EXERCISE GOAL
Work out the number of lines containing "bourg". Give that number alone.

(Saved entries)
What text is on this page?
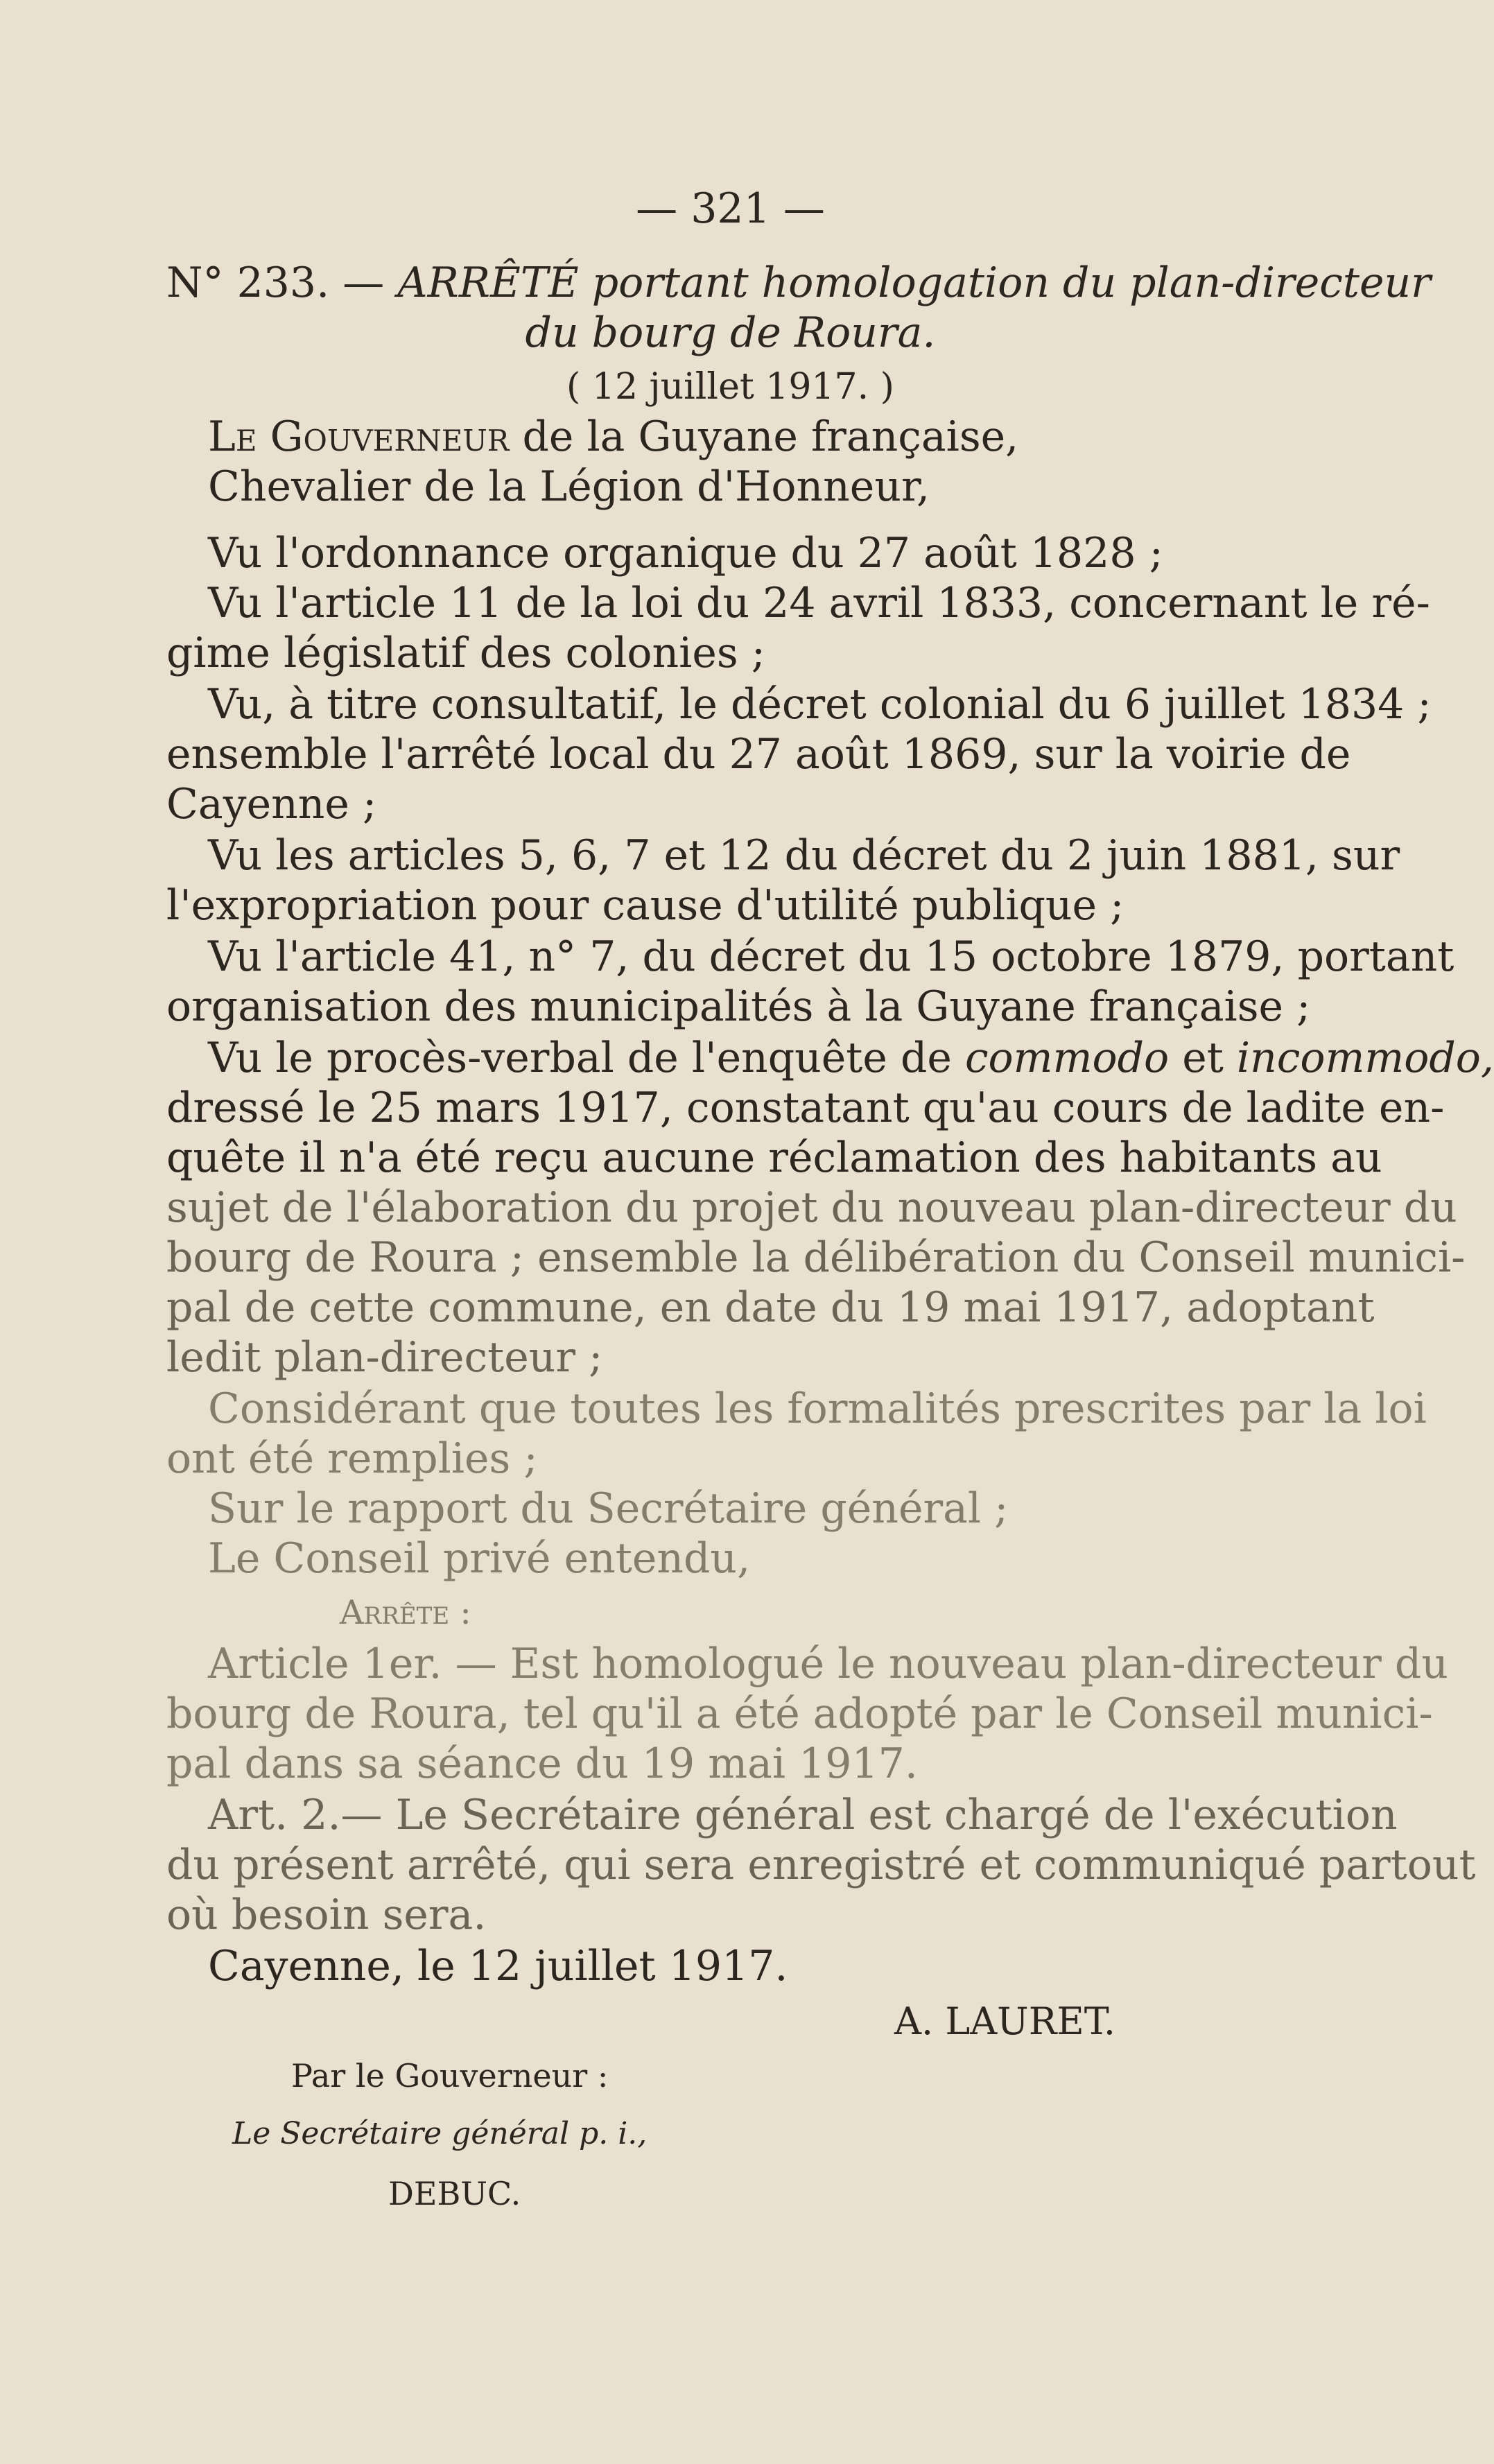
— 321 —
N° 233. — ARRÊTÉ portant homologation du plan-directeur
du bourg de Roura.
( 12 juillet 1917. )
Le Gouverneur de la Guyane française,
Chevalier de la Légion d'Honneur,
Vu l'ordonnance organique du 27 août 1828 ;
Vu l'article 11 de la loi du 24 avril 1833, concernant le ré-
gime législatif des colonies ;
Vu, à titre consultatif, le décret colonial du 6 juillet 1834 ;
ensemble l'arrêté local du 27 août 1869, sur la voirie de
Cayenne ;
Vu les articles 5, 6, 7 et 12 du décret du 2 juin 1881, sur
l'expropriation pour cause d'utilité publique ;
Vu l'article 41, n° 7, du décret du 15 octobre 1879, portant
organisation des municipalités à la Guyane française ;
Vu le procès-verbal de l'enquête de commodo et incommodo,
dressé le 25 mars 1917, constatant qu'au cours de ladite en-
quête il n'a été reçu aucune réclamation des habitants au
sujet de l'élaboration du projet du nouveau plan-directeur du
bourg de Roura ; ensemble la délibération du Conseil munici-
pal de cette commune, en date du 19 mai 1917, adoptant
ledit plan-directeur ;
Considérant que toutes les formalités prescrites par la loi
ont été remplies ;
Sur le rapport du Secrétaire général ;
Le Conseil privé entendu,
Arrête :
Article 1er. — Est homologué le nouveau plan-directeur du
bourg de Roura, tel qu'il a été adopté par le Conseil munici-
pal dans sa séance du 19 mai 1917.
Art. 2.— Le Secrétaire général est chargé de l'exécution
du présent arrêté, qui sera enregistré et communiqué partout
où besoin sera.
Cayenne, le 12 juillet 1917.
A. LAURET.
Par le Gouverneur :
Le Secrétaire général p. i.,
DEBUC.
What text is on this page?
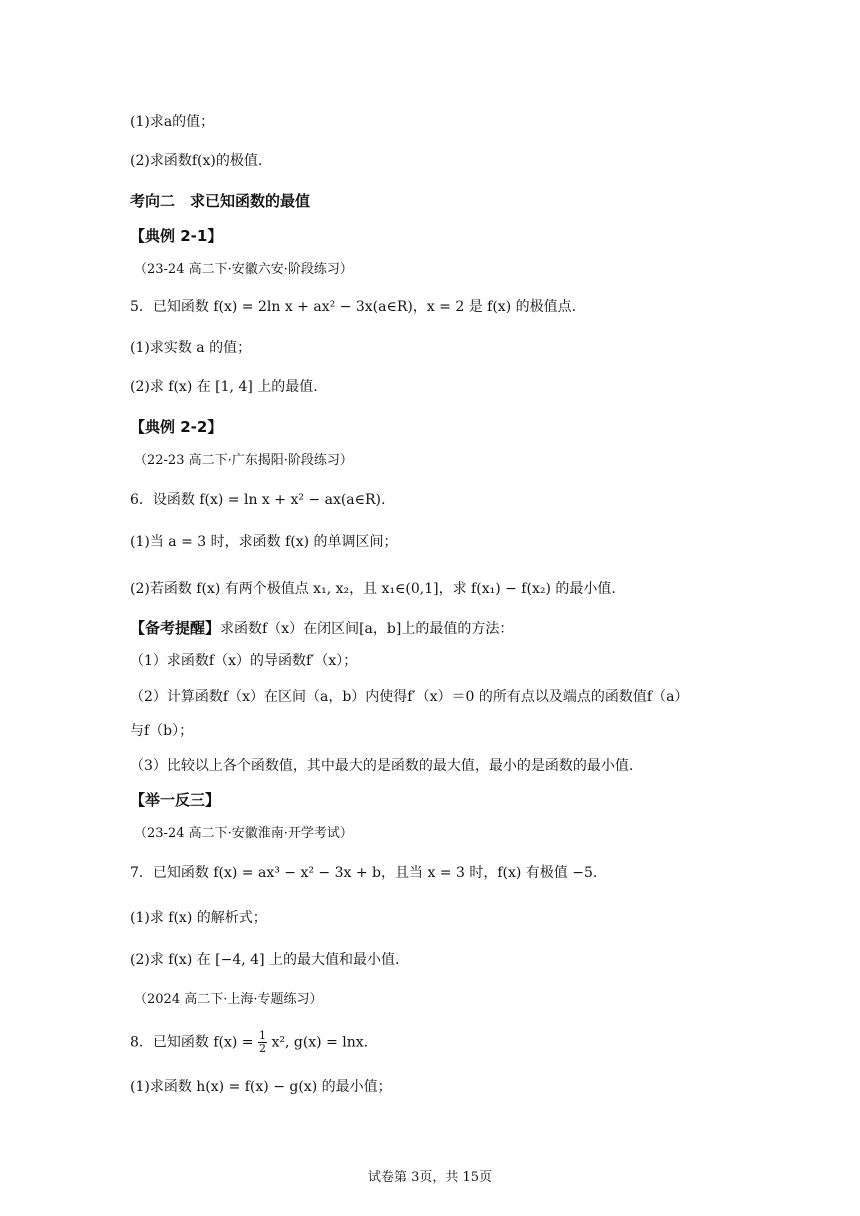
(1)求a的值；
(2)求函数f(x)的极值.
考向二　求已知函数的最值
【典例 2-1】
（23-24 高二下·安徽六安·阶段练习）
5．已知函数 f(x) = 2ln x + ax² − 3x(a∈R)，x = 2 是 f(x) 的极值点.
(1)求实数 a 的值；
(2)求 f(x) 在 [1, 4] 上的最值.
【典例 2-2】
（22-23 高二下·广东揭阳·阶段练习）
6．设函数 f(x) = ln x + x² − ax(a∈R).
(1)当 a = 3 时，求函数 f(x) 的单调区间；
(2)若函数 f(x) 有两个极值点 x₁, x₂，且 x₁∈(0,1]，求 f(x₁) − f(x₂) 的最小值.
【备考提醒】求函数f（x）在闭区间[a，b]上的最值的方法：
（1）求函数f（x）的导函数f′（x）；
（2）计算函数f（x）在区间（a，b）内使得f′（x）＝0 的所有点以及端点的函数值f（a）
与f（b）；
（3）比较以上各个函数值，其中最大的是函数的最大值，最小的是函数的最小值.
【举一反三】
（23-24 高二下·安徽淮南·开学考试）
7．已知函数 f(x) = ax³ − x² − 3x + b，且当 x = 3 时，f(x) 有极值 −5.
(1)求 f(x) 的解析式；
(2)求 f(x) 在 [−4, 4] 上的最大值和最小值.
（2024 高二下·上海·专题练习）
8．已知函数 $f(x) = \frac{1}{2} x^2$, g(x) = lnx.
(1)求函数 h(x) = f(x) − g(x) 的最小值；
试卷第 3页，共 15页
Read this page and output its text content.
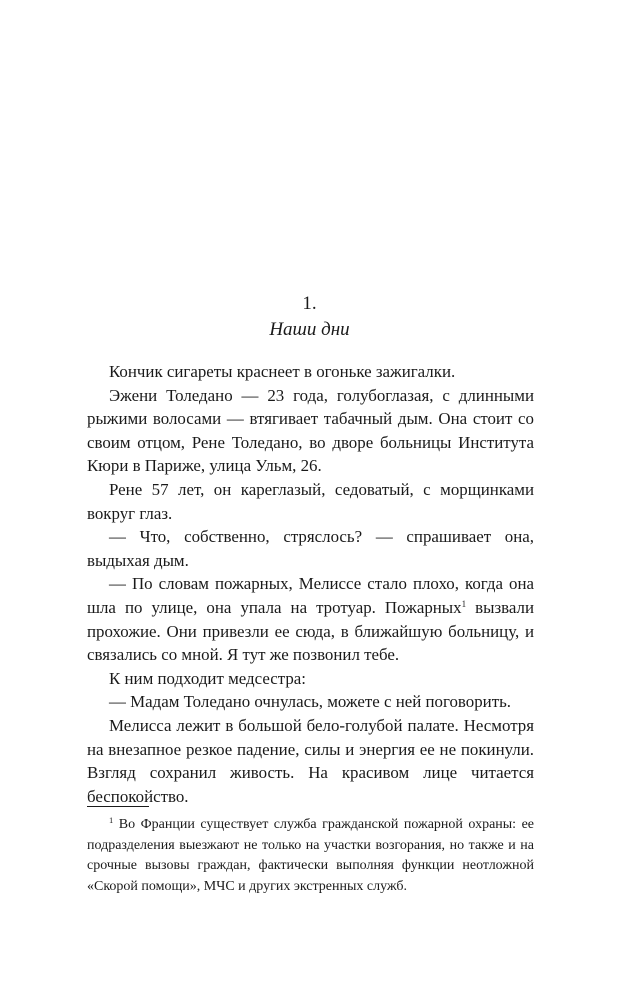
1.
Наши дни

Кончик сигареты краснеет в огоньке зажигалки.

Эжени Толедано — 23 года, голубоглазая, с длинными рыжими волосами — втягивает табачный дым. Она стоит со своим отцом, Рене Толедано, во дворе больницы Института Кюри в Париже, улица Ульм, 26.

Рене 57 лет, он кареглазый, седоватый, с морщинками вокруг глаз.

— Что, собственно, стряслось? — спрашивает она, выдыхая дым.

— По словам пожарных, Мелиссе стало плохо, когда она шла по улице, она упала на тротуар. Пожарных$^1$ вызвали прохожие. Они привезли ее сюда, в ближайшую больницу, и связались со мной. Я тут же позвонил тебе.

К ним подходит медсестра:

— Мадам Толедано очнулась, можете с ней поговорить.

Мелисса лежит в большой бело-голубой палате. Несмотря на внезапное резкое падение, силы и энергия ее не покинули. Взгляд сохранил живость. На красивом лице читается беспокойство.

$^1$ Во Франции существует служба гражданской пожарной охраны: ее подразделения выезжают не только на участки возгорания, но также и на срочные вызовы граждан, фактически выполняя функции неотложной «Скорой помощи», МЧС и других экстренных служб.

ANSWER FOR THIS EXERCISE
3